Challenge: Only a number is wanted: how many lines in the listing contain the word "进一步完善规划"?

Data excerpts:
◇ ◇ ◇ ◇ ◇

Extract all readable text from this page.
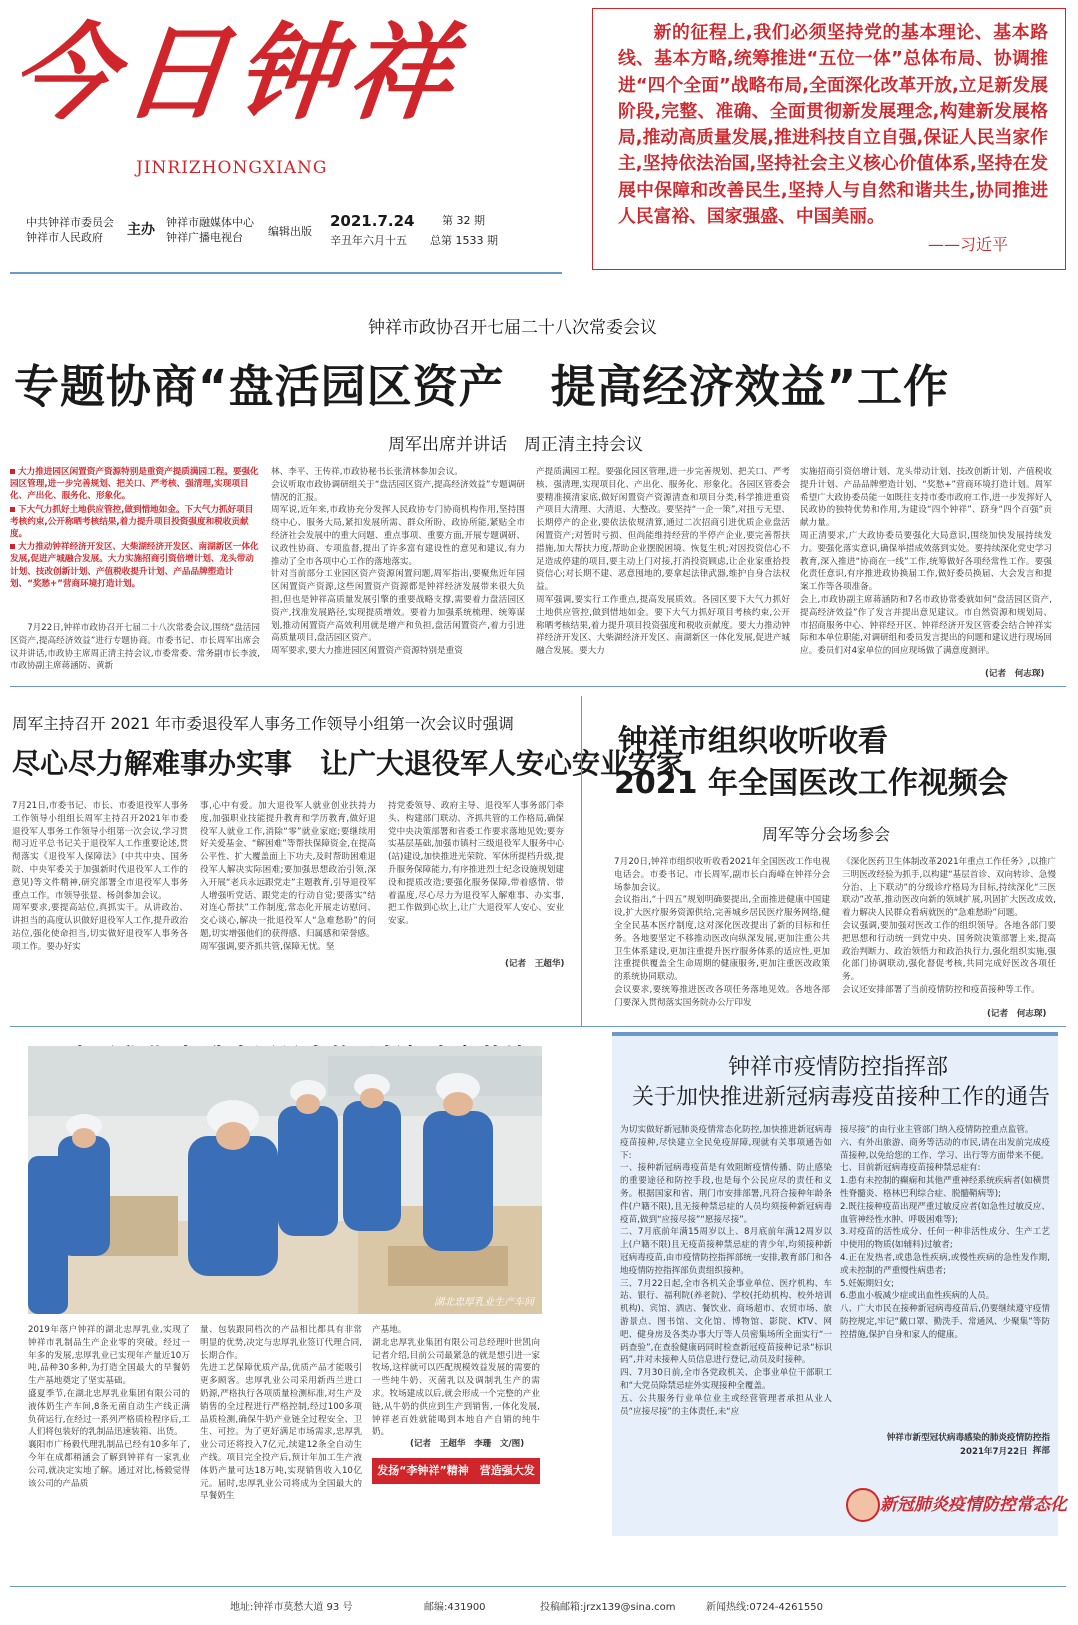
今日钟祥
JINRIZHONGXIANG
中共钟祥市委员会
钟祥市人民政府	主办 钟祥市融媒体中心
钟祥广播电视台	编辑出版
2021.7.24
辛丑年六月十五
第 32 期
总第 1533 期
新的征程上,我们必须坚持党的基本理论、基本路线、基本方略,统筹推进“五位一体”总体布局、协调推进“四个全面”战略布局,全面深化改革开放,立足新发展阶段,完整、准确、全面贯彻新发展理念,构建新发展格局,推动高质量发展,推进科技自立自强,保证人民当家作主,坚持依法治国,坚持社会主义核心价值体系,坚持在发展中保障和改善民生,坚持人与自然和谐共生,协同推进人民富裕、国家强盛、中国美丽。
——习近平
钟祥市政协召开七届二十八次常委会议
专题协商“盘活园区资产　提高经济效益”工作
周军出席并讲话　周正清主持会议
大力推进园区闲置资产资源特别是重资产提质满园工程。要强化园区管理,进一步完善规划、把关口、严考核、强清理,实现项目化、产出化、服务化、形象化。
下大气力抓好土地供应管控,做到惜地如金。下大气力抓好项目考核约束,公开称晒考核结果,着力提升项目投资强度和税收贡献度。
大力推动钟祥经济开发区、大柴湖经济开发区、南湖新区一体化发展,促进产城融合发展。大力实施招商引资倍增计划、龙头带动计划、技改创新计划、产值税收提升计划、产品品牌塑造计划、“奖愁+”营商环境打造计划。

7月22日,钟祥市政协召开七届二十八次常委会议,围绕“盘活园区资产,提高经济效益”进行专题协商。市委书记、市长周军出席会议并讲话,市政协主席周正清主持会议,市委常委、常务副市长李波,市政协副主席蒋涵防、黄新

林、李平、王传祥,市政协秘书长张清林参加会议。
会议听取市政协调研组关于“盘活园区资产,提高经济效益”专题调研情况的汇报。
周军说,近年来,市政协充分发挥人民政协专门协商机构作用,坚持围绕中心、服务大局,紧扣发展所需、群众所盼、政协所能,紧贴全市经济社会发展中的重大问题、重点事项、重要方面,开展专题调研、议政性协商、专项监督,提出了许多富有建设性的意见和建议,有力推动了全市各项中心工作的落地落实。
针对当前部分工业园区资产资源闲置问题,周军指出,要聚焦近年园区闲置资产资源,这些闲置资产资源都是钟祥经济发展带来很大负担,但也是钟祥高质量发展引擎的重要战略支撑,需要着力盘活园区资产,找准发展路径,实现提质增效。要着力加强系统梳理、统筹谋划,推动闲置资产高效利用就是增产和负担,盘活闲置资产,着力引进高质量项目,盘活园区资产。
周军要求,要大力推进园区闲置资产资源特别是重资
产提质满园工程。要强化园区管理,进一步完善规划、把关口、严考核、强清理,实现项目化、产出化、服务化、形象化。各园区管委会要精准摸清家底,做好闲置资产资源清查和项目分类,科学推进重资产项目大清理、大清退、大整改。要坚持“一企一策”,对扭亏无望、长期停产的企业,要依法依规清算,通过二次招商引进优质企业盘活闲置资产;对暂时亏损、但尚能维持经营的半停产企业,要完善帮扶措施,加大帮扶力度,帮助企业摆脱困境、恢复生机;对因投资信心不足造成停建的项目,要主动上门对接,打消投资顾虑,让企业家重拾投资信心;对长期不建、恶意囤地的,要拿起法律武器,维护自身合法权益。
周军强调,要实行工作重点,提高发展质效。各园区要下大气力抓好土地供应管控,做到惜地如金。要下大气力抓好项目考核约束,公开称晒考核结果,着力提升项目投资强度和税收贡献度。要大力推动钟祥经济开发区、大柴湖经济开发区、南湖新区一体化发展,促进产城融合发展。要大力
实施招商引资倍增计划、龙头带动计划、技改创新计划、产值税收提升计划、产品品牌塑造计划、“奖愁+”营商环境打造计划。周军希望广大政协委员能一如既往支持市委市政府工作,进一步发挥好人民政协的独特优势和作用,为建设“四个钟祥”、跻身“四个百强”贡献力量。
周正清要求,广大政协委员要强化大局意识,围绕加快发展持续发力。要强化落实意识,确保举措成效落到实处。要持续深化党史学习教育,深入推进“协商在一线”工作,统筹做好各项经常性工作。要强化责任意识,有序推进政协换届工作,做好委员换届、大会发言和提案工作等各项准备。
会上,市政协副主席蒋涵防和7名市政协常委就如何“盘活园区资产,提高经济效益”作了发言并提出意见建议。市自然资源和规划局、市招商服务中心、钟祥经开区、钟祥经济开发区管委会结合钟祥实际和本单位职能,对调研组和委员发言提出的问题和建议进行现场回应。委员们对4家单位的回应现场做了满意度测评。
(记者　何志琛)
周军主持召开 2021 年市委退役军人事务工作领导小组第一次会议时强调
尽心尽力解难事办实事　让广大退役军人安心安业安家
7月21日,市委书记、市长、市委退役军人事务工作领导小组组长周军主持召开2021年市委退役军人事务工作领导小组第一次会议,学习贯彻习近平总书记关于退役军人工作重要论述,贯彻落实《退役军人保障法》(中共中央、国务院、中央军委关于加强新时代退役军人工作的意见)等文件精神,研究部署全市退役军人事务重点工作。市领导张显、杨剑参加会议。
周军要求,要提高站位,真抓实干。从讲政治、讲担当的高度认识做好退役军人工作,提升政治站位,强化使命担当,切实做好退役军人事务各项工作。要办好实
事,心中有爱。加大退役军人就业创业扶持力度,加强职业技能提升教育和学历教育,做好退役军人就业工作,消除“零”就业家庭;要继续用好关爱基金、“解困难”等帮扶保障资金,在提高公平性、扩大覆盖面上下功夫,及时帮助困难退役军人解决实际困难;要加强思想政治引领,深入开展“老兵永远跟党走”主题教育,引导退役军人增强听党话、跟党走的行动自觉;要落实“结对连心帮扶”工作制度,常态化开展走访慰问、交心谈心,解决一批退役军人“急难愁盼”的问题,切实增强他们的获得感、归属感和荣誉感。
周军强调,要齐抓共管,保障无忧。坚
持党委领导、政府主导、退役军人事务部门牵头、构建部门联动、齐抓共管的工作格局,确保党中央决策部署和省委工作要求落地见效;要夯实基层基础,加强市镇村三级退役军人服务中心(站)建设,加快推进光荣院、军休所提档升级,提升服务保障能力,有序推进烈士纪念设施规划建设和提质改造;要强化服务保障,带着感情、带着温度,尽心尽力为退役军人解难事、办实事,把工作做到心坎上,让广大退役军人安心、安业安家。
(记者　王超华)
钟祥市组织收听收看
2021 年全国医改工作视频会
周军等分会场参会
7月20日,钟祥市组织收听收看2021年全国医改工作电视电话会。市委书记、市长周军,副市长白海峰在钟祥分会场参加会议。
会议指出,“十四五”规划明确要提出,全面推进健康中国建设,扩大医疗服务资源供给,完善城乡居民医疗服务网络,健全全民基本医疗制度,这对深化医改提出了新的目标和任务。各地要坚定不移推动医改向纵深发展,更加注重公共卫生体系建设,更加注重提升医疗服务体系的适应性,更加注重提供覆盖全生命周期的健康服务,更加注重医改政策的系统协同联动。
会议要求,要统筹推进医改各项任务落地见效。各地各部门要深入贯彻落实国务院办公厅印发
《深化医药卫生体制改革2021年重点工作任务》,以推广三明医改经验为抓手,以构建“基层首诊、双向转诊、急慢分治、上下联动”的分级诊疗格局为目标,持续深化“三医联动”改革,推动医改向新的领域扩展,巩固扩大医改成效,着力解决人民群众看病就医的“急难愁盼”问题。
会议强调,要加强对医改工作的组织领导。各地各部门要把思想和行动统一到党中央、国务院决策部署上来,提高政治判断力、政治领悟力和政治执行力,强化组织实施,强化部门协调联动,强化督促考核,共同完成好医改各项任务。
会议还安排部署了当前疫情防控和疫苗接种等工作。
(记者　何志琛)
湖北忠厚乳业生产车间
2019年落户钟祥的湖北忠厚乳业,实现了钟祥市乳制品生产企业零的突破。经过一年多的发展,忠厚乳业已实现年产量近10万吨,品种30多种,为打造全国最大的早餐奶生产基地奠定了坚实基础。
盛夏季节,在湖北忠厚乳业集团有限公司的液体奶生产车间,8条无菌自动生产线正满负荷运行,在经过一系列严格质检程序后,工人们将包装好的乳制品迅速装箱、出货。
襄阳市广杨毅代理乳制品已经有10多年了,今年在成都稍涵会了解到钟祥有一家乳业公司,就决定实地了解。通过对比,杨毅觉得该公司的产品质
量、包装跟同档次的产品相比都具有非常明显的优势,决定与忠厚乳业签订代理合同,长期合作。
先进工艺保障优质产品,优质产品才能吸引更多顾客。忠厚乳业公司采用新西兰进口奶源,严格执行各项质量检测标准,对生产及销售的全过程进行严格控制,经过100多项品质检测,确保牛奶产业链全过程安全、卫生、可控。为了更好满足市场需求,忠厚乳业公司还将投入7亿元,续建12条全自动生产线。项目完全投产后,预计年加工生产液体奶产量可达18万吨,实现销售收入10亿元。届时,忠厚乳业公司将成为全国最大的早餐奶生
产基地。
湖北忠厚乳业集团有限公司总经理叶世凯向记者介绍,目前公司最紧急的就是想引进一家牧场,这样就可以匹配规模效益发展的需要的一些纯牛奶、灭菌乳以及调制乳生产的需求。牧场建成以后,就会形成一个完整的产业链,从牛奶的供应到生产到销售,一体化发展,钟祥老百姓就能喝到本地自产自销的纯牛奶。
(记者　王超华　李珊　文/图)
发扬“李钟祥”精神　营造强大发展气场
钟祥市疫情防控指挥部
关于加快推进新冠病毒疫苗接种工作的通告
为切实做好新冠肺炎疫情常态化防控,加快推进新冠病毒疫苗接种,尽快建立全民免疫屏障,现就有关事项通告如下:
一、接种新冠病毒疫苗是有效阻断疫情传播、防止感染的重要途径和防控手段,也是每个公民应尽的责任和义务。根据国家和省、荆门市安排部署,凡符合接种年龄条件(户籍不限),且无接种禁忌症的人员均须接种新冠病毒疫苗,做到“应接尽接”“愿接尽接”。
二、7月底前年满15周岁以上、8月底前年满12周岁以上(户籍不限)且无疫苗接种禁忌症的青少年,均须接种新冠病毒疫苗,由市疫情防控指挥部统一安排,教育部门和各地疫情防控指挥部负责组织接种。
三、7月22日起,全市各机关企事业单位、医疗机构、车站、银行、福利院(养老院)、学校(托幼机构、校外培训机构)、宾馆、酒店、餐饮业、商场超市、农贸市场、旅游景点、图书馆、文化馆、博物馆、影院、KTV、网吧、健身房及各类办事大厅等人员密集场所全面实行“一码查验”,在查验健康码同时检查新冠疫苗接种记录“标识码”,并对未接种人员信息进行登记,动员及时接种。
四、7月30日前,全市各党政机关、企事业单位干部职工和“大党员除禁忌症外实现接种全覆盖。
五、公共服务行业单位业主或经营管理者承担从业人员“应接尽接”的主体责任,未“应
接尽接”的由行业主管部门纳入疫情防控重点监管。
六、有外出旅游、商务等活动的市民,请在出发前完成疫苗接种,以免给您的工作、学习、出行等方面带来不便。
七、目前新冠病毒疫苗接种禁忌症有:
1.患有未控制的癫痫和其他严重神经系统疾病者(如横贯性脊髓炎、格林巴利综合症、脱髓鞘病等);
2.既往接种疫苗出现严重过敏反应者(如急性过敏反应、血管神经性水肿、呼吸困难等);
3.对疫苗的活性成分、任何一种非活性成分、生产工艺中使用的物质(如辅料)过敏者;
4.正在发热者,或患急性疾病,或慢性疾病的急性发作期,或未控制的严重慢性病患者;
5.妊娠期妇女;
6.患血小板减少症或出血性疾病的人员。
八、广大市民在接种新冠病毒疫苗后,仍要继续遵守疫情防控规定,牢记“戴口罩、勤洗手、常通风、少聚集”等防控措施,保护自身和家人的健康。
钟祥市新型冠状病毒感染的肺炎疫情防控指挥部
2021年7月22日
新冠肺炎疫情防控常态化
地址:钟祥市莫愁大道 93 号	邮编:431900	投稿邮箱:jrzx139@sina.com	新闻热线:0724-4261550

◇ ◇ ◇ ◇ ◇

Task answer: 2